§ Exercise task
Restate the data word for word and leave the images out.

▼

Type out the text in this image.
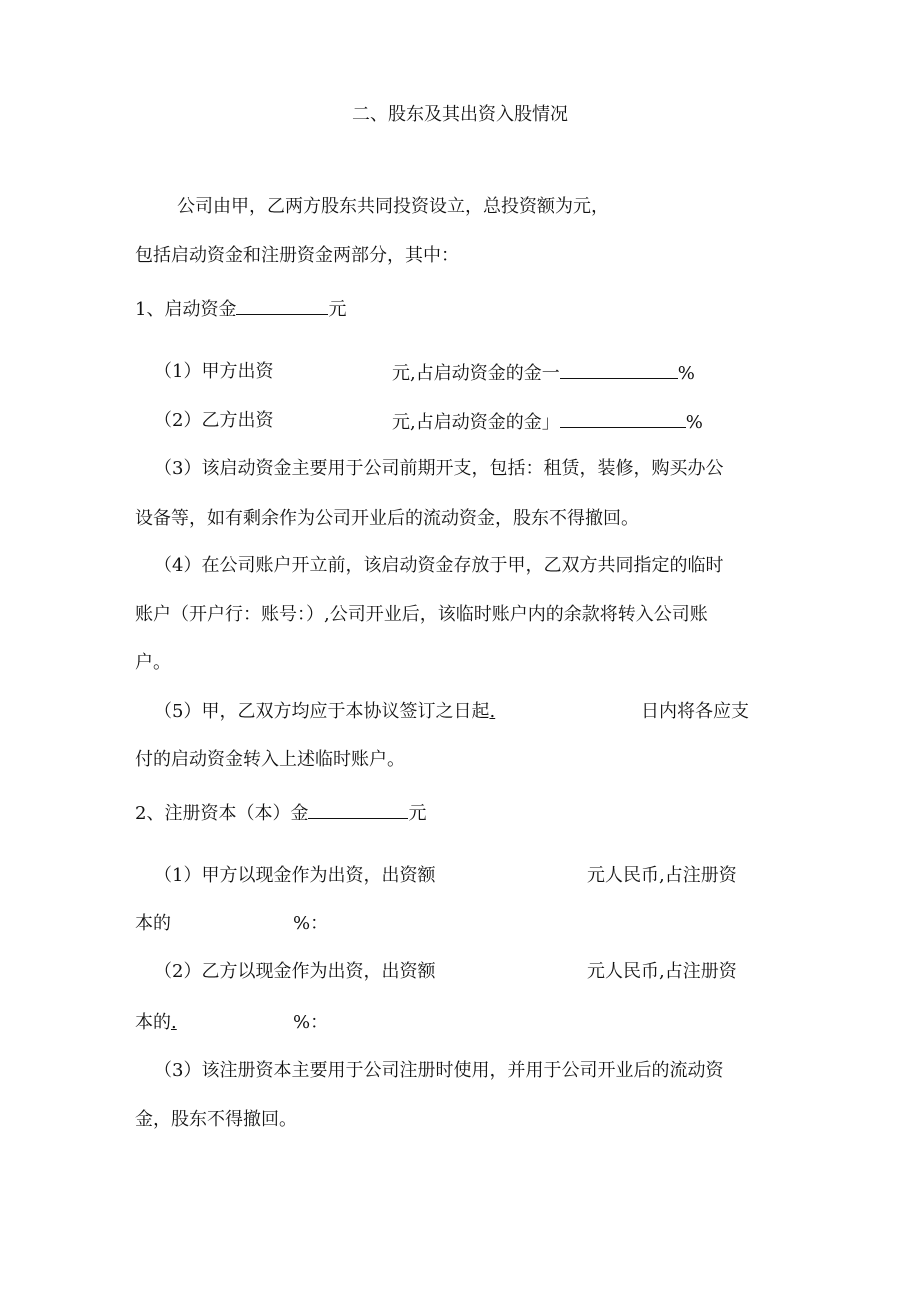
二、股东及其出资入股情况
公司由甲，乙两方股东共同投资设立，总投资额为元，
包括启动资金和注册资金两部分，其中：
1、启动资金	元
（1）甲方出资	元,占启动资金的金一	%
（2）乙方出资	元,占启动资金的金」	%
（3）该启动资金主要用于公司前期开支，包括：租赁，装修，购买办公
设备等，如有剩余作为公司开业后的流动资金，股东不得撤回。
（4）在公司账户开立前，该启动资金存放于甲，乙双方共同指定的临时
账户（开户行：账号：）,公司开业后，该临时账户内的余款将转入公司账
户。
（5）甲，乙双方均应于本协议签订之日起.	日内将各应支
付的启动资金转入上述临时账户。
2、注册资本（本）金	元
（1）甲方以现金作为出资，出资额	元人民币,占注册资
本的	%：
（2）乙方以现金作为出资，出资额	元人民币,占注册资
本的.	%：
（3）该注册资本主要用于公司注册时使用，并用于公司开业后的流动资
金，股东不得撤回。
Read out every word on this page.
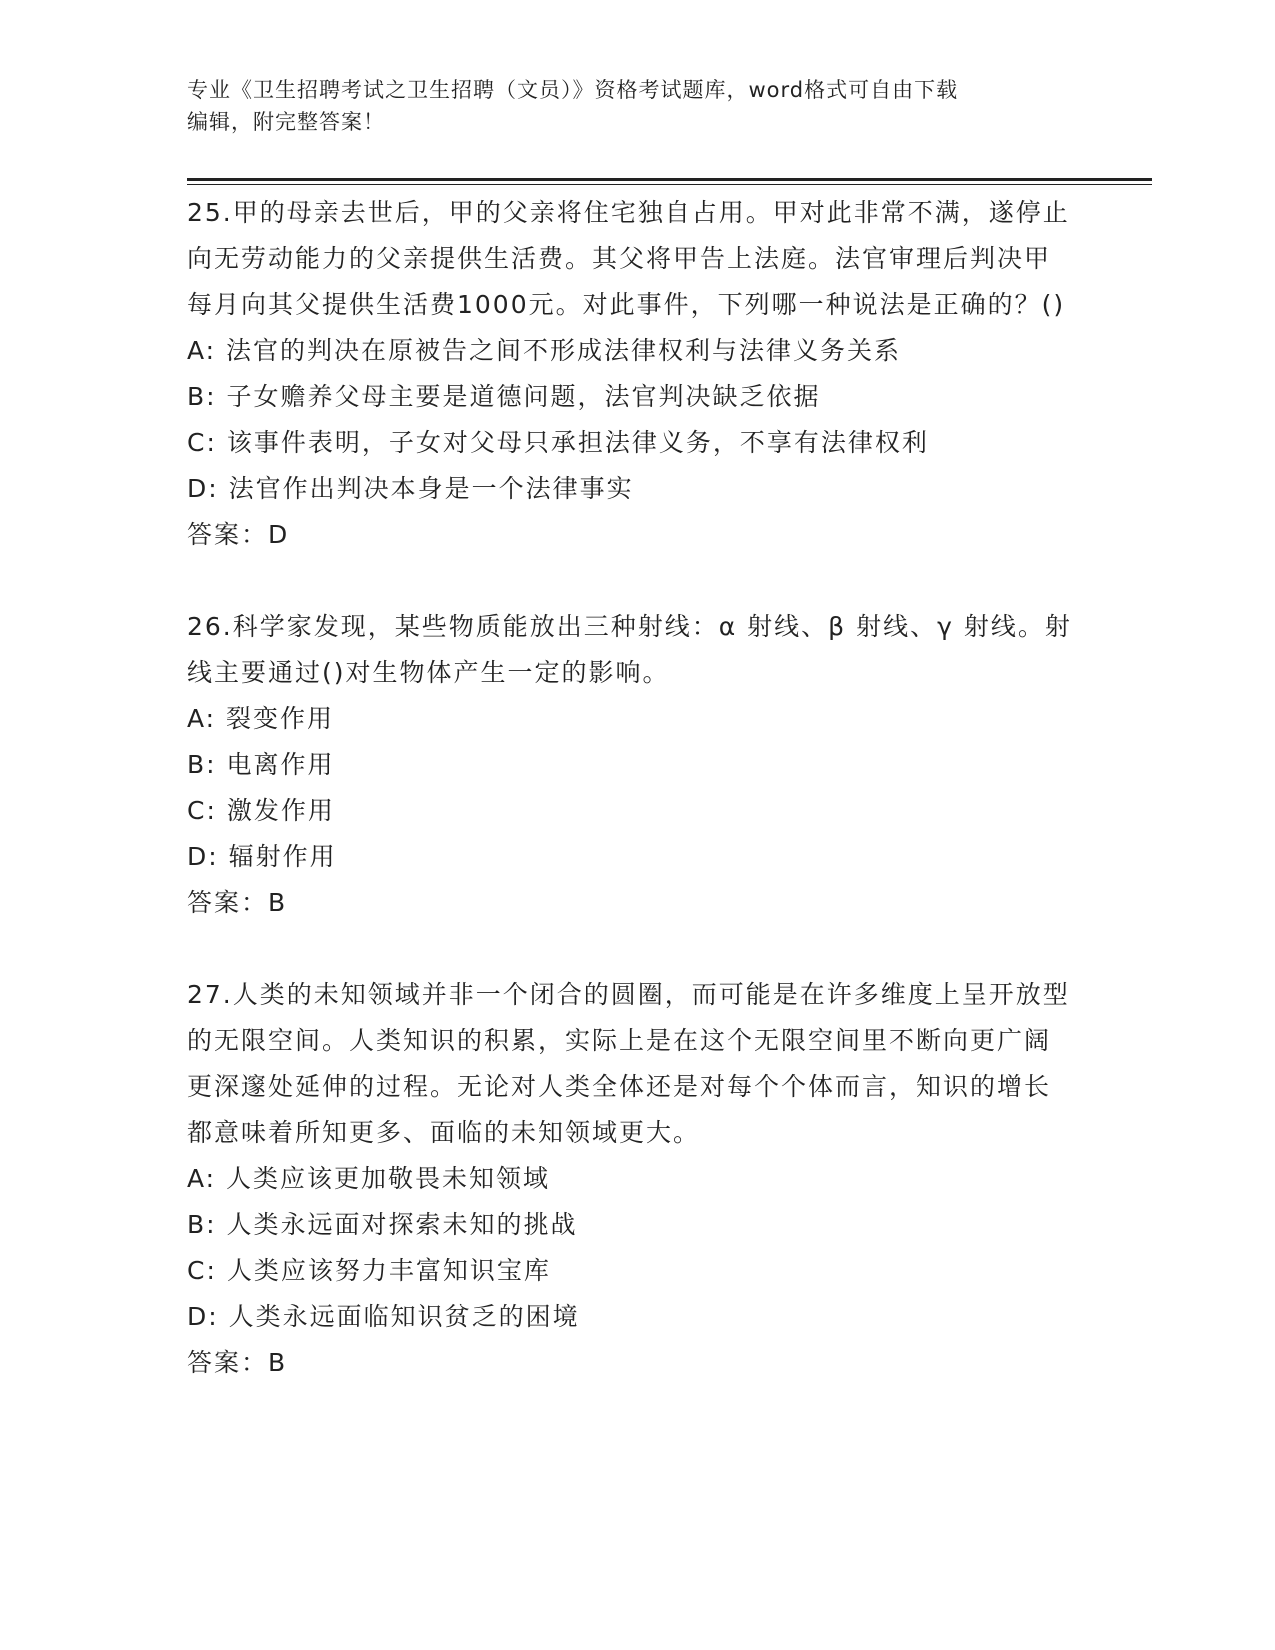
专业《卫生招聘考试之卫生招聘（文员）》资格考试题库，word格式可自由下载
编辑，附完整答案！
25.甲的母亲去世后，甲的父亲将住宅独自占用。甲对此非常不满，遂停止向无劳动能力的父亲提供生活费。其父将甲告上法庭。法官审理后判决甲每月向其父提供生活费1000元。对此事件，下列哪一种说法是正确的？()
A: 法官的判决在原被告之间不形成法律权利与法律义务关系
B: 子女赡养父母主要是道德问题，法官判决缺乏依据
C: 该事件表明，子女对父母只承担法律义务，不享有法律权利
D: 法官作出判决本身是一个法律事实
答案：D
26.科学家发现，某些物质能放出三种射线：α 射线、β 射线、γ 射线。射线主要通过()对生物体产生一定的影响。
A: 裂变作用
B: 电离作用
C: 激发作用
D: 辐射作用
答案：B
27.人类的未知领域并非一个闭合的圆圈，而可能是在许多维度上呈开放型的无限空间。人类知识的积累，实际上是在这个无限空间里不断向更广阔更深邃处延伸的过程。无论对人类全体还是对每个个体而言，知识的增长都意味着所知更多、面临的未知领域更大。
A: 人类应该更加敬畏未知领域
B: 人类永远面对探索未知的挑战
C: 人类应该努力丰富知识宝库
D: 人类永远面临知识贫乏的困境
答案：B
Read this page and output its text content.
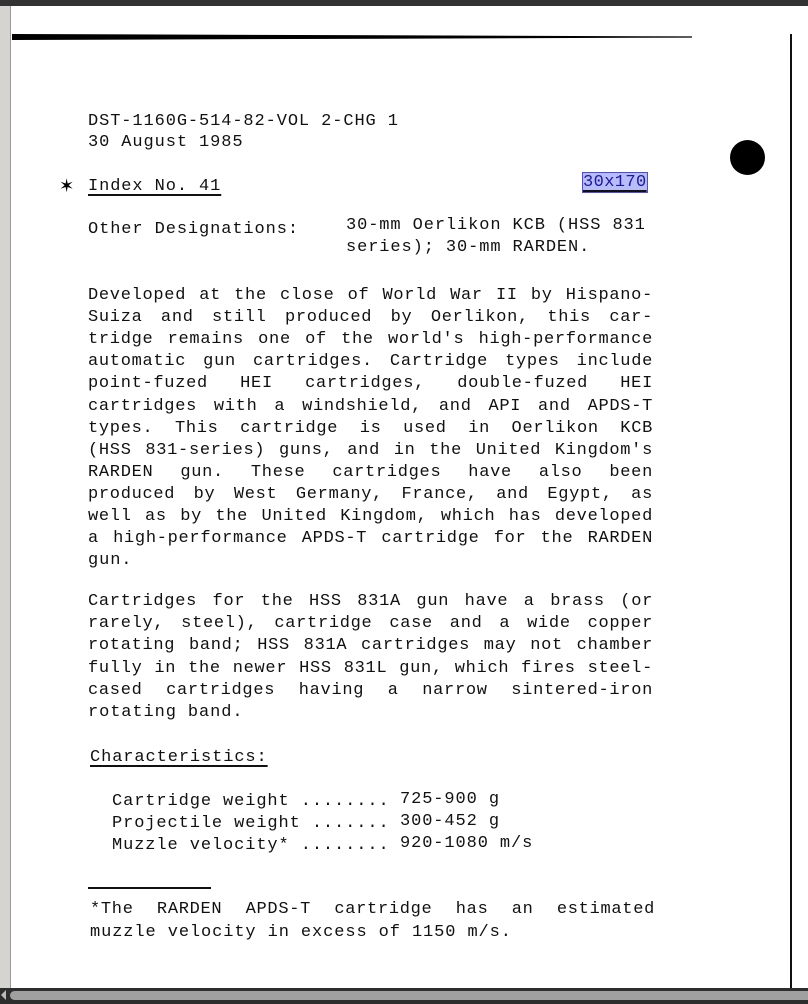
DST-1160G-514-82-VOL 2-CHG 1
30 August 1985
✶ Index No. 41	30x170
Other Designations:	30-mm Oerlikon KCB (HSS 831
series); 30-mm RARDEN.
Developed at the close of World War II by Hispano-
Suiza and still produced by Oerlikon, this car-
tridge remains one of the world's high-performance
automatic gun cartridges. Cartridge types include
point-fuzed HEI cartridges, double-fuzed HEI
cartridges with a windshield, and API and APDS-T
types. This cartridge is used in Oerlikon KCB
(HSS 831-series) guns, and in the United Kingdom's
RARDEN gun. These cartridges have also been
produced by West Germany, France, and Egypt, as
well as by the United Kingdom, which has developed
a high-performance APDS-T cartridge for the RARDEN
gun.
Cartridges for the HSS 831A gun have a brass (or
rarely, steel), cartridge case and a wide copper
rotating band; HSS 831A cartridges may not chamber
fully in the newer HSS 831L gun, which fires steel-
cased cartridges having a narrow sintered-iron
rotating band.
Characteristics:
Cartridge weight ........ 725-900 g
Projectile weight ....... 300-452 g
Muzzle velocity* ........ 920-1080 m/s
*The RARDEN APDS-T cartridge has an estimated
muzzle velocity in excess of 1150 m/s.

▲

§ Solution
Type out the text in this image.
二、股东及其出资入股情况
公司由甲，乙两方股东共同投资设立，总投资额为元，
包括启动资金和注册资金两部分，其中：
1、启动资金	元
（1）甲方出资	元,占启动资金的金一	%
（2）乙方出资	元,占启动资金的金」	%
（3）该启动资金主要用于公司前期开支，包括：租赁，装修，购买办公
设备等，如有剩余作为公司开业后的流动资金，股东不得撤回。
（4）在公司账户开立前，该启动资金存放于甲，乙双方共同指定的临时
账户（开户行：账号：）,公司开业后，该临时账户内的余款将转入公司账
户。
（5）甲，乙双方均应于本协议签订之日起.	日内将各应支
付的启动资金转入上述临时账户。
2、注册资本（本）金	元
（1）甲方以现金作为出资，出资额	元人民币,占注册资
本的	%：
（2）乙方以现金作为出资，出资额	元人民币,占注册资
本的.	%：
（3）该注册资本主要用于公司注册时使用，并用于公司开业后的流动资
金，股东不得撤回。
Read out every word on this page.
专业《卫生招聘考试之卫生招聘（文员）》资格考试题库，word格式可自由下载
编辑，附完整答案！
25.甲的母亲去世后，甲的父亲将住宅独自占用。甲对此非常不满，遂停止向无劳动能力的父亲提供生活费。其父将甲告上法庭。法官审理后判决甲每月向其父提供生活费1000元。对此事件，下列哪一种说法是正确的？()
A: 法官的判决在原被告之间不形成法律权利与法律义务关系
B: 子女赡养父母主要是道德问题，法官判决缺乏依据
C: 该事件表明，子女对父母只承担法律义务，不享有法律权利
D: 法官作出判决本身是一个法律事实
答案：D
26.科学家发现，某些物质能放出三种射线：α 射线、β 射线、γ 射线。射线主要通过()对生物体产生一定的影响。
A: 裂变作用
B: 电离作用
C: 激发作用
D: 辐射作用
答案：B
27.人类的未知领域并非一个闭合的圆圈，而可能是在许多维度上呈开放型的无限空间。人类知识的积累，实际上是在这个无限空间里不断向更广阔更深邃处延伸的过程。无论对人类全体还是对每个个体而言，知识的增长都意味着所知更多、面临的未知领域更大。
A: 人类应该更加敬畏未知领域
B: 人类永远面对探索未知的挑战
C: 人类应该努力丰富知识宝库
D: 人类永远面临知识贫乏的困境
答案：B
Read this page and output its text content.
DST-1160G-514-82-VOL 2-CHG 1
30 August 1985
✶ Index No. 41	30x170
Other Designations:	30-mm Oerlikon KCB (HSS 831
series); 30-mm RARDEN.
Developed at the close of World War II by Hispano-
Suiza and still produced by Oerlikon, this car-
tridge remains one of the world's high-performance
automatic gun cartridges. Cartridge types include
point-fuzed HEI cartridges, double-fuzed HEI
cartridges with a windshield, and API and APDS-T
types. This cartridge is used in Oerlikon KCB
(HSS 831-series) guns, and in the United Kingdom's
RARDEN gun. These cartridges have also been
produced by West Germany, France, and Egypt, as
well as by the United Kingdom, which has developed
a high-performance APDS-T cartridge for the RARDEN
gun.
Cartridges for the HSS 831A gun have a brass (or
rarely, steel), cartridge case and a wide copper
rotating band; HSS 831A cartridges may not chamber
fully in the newer HSS 831L gun, which fires steel-
cased cartridges having a narrow sintered-iron
rotating band.
Characteristics:
Cartridge weight ........ 725-900 g
Projectile weight ....... 300-452 g
Muzzle velocity* ........ 920-1080 m/s
*The RARDEN APDS-T cartridge has an estimated
muzzle velocity in excess of 1150 m/s.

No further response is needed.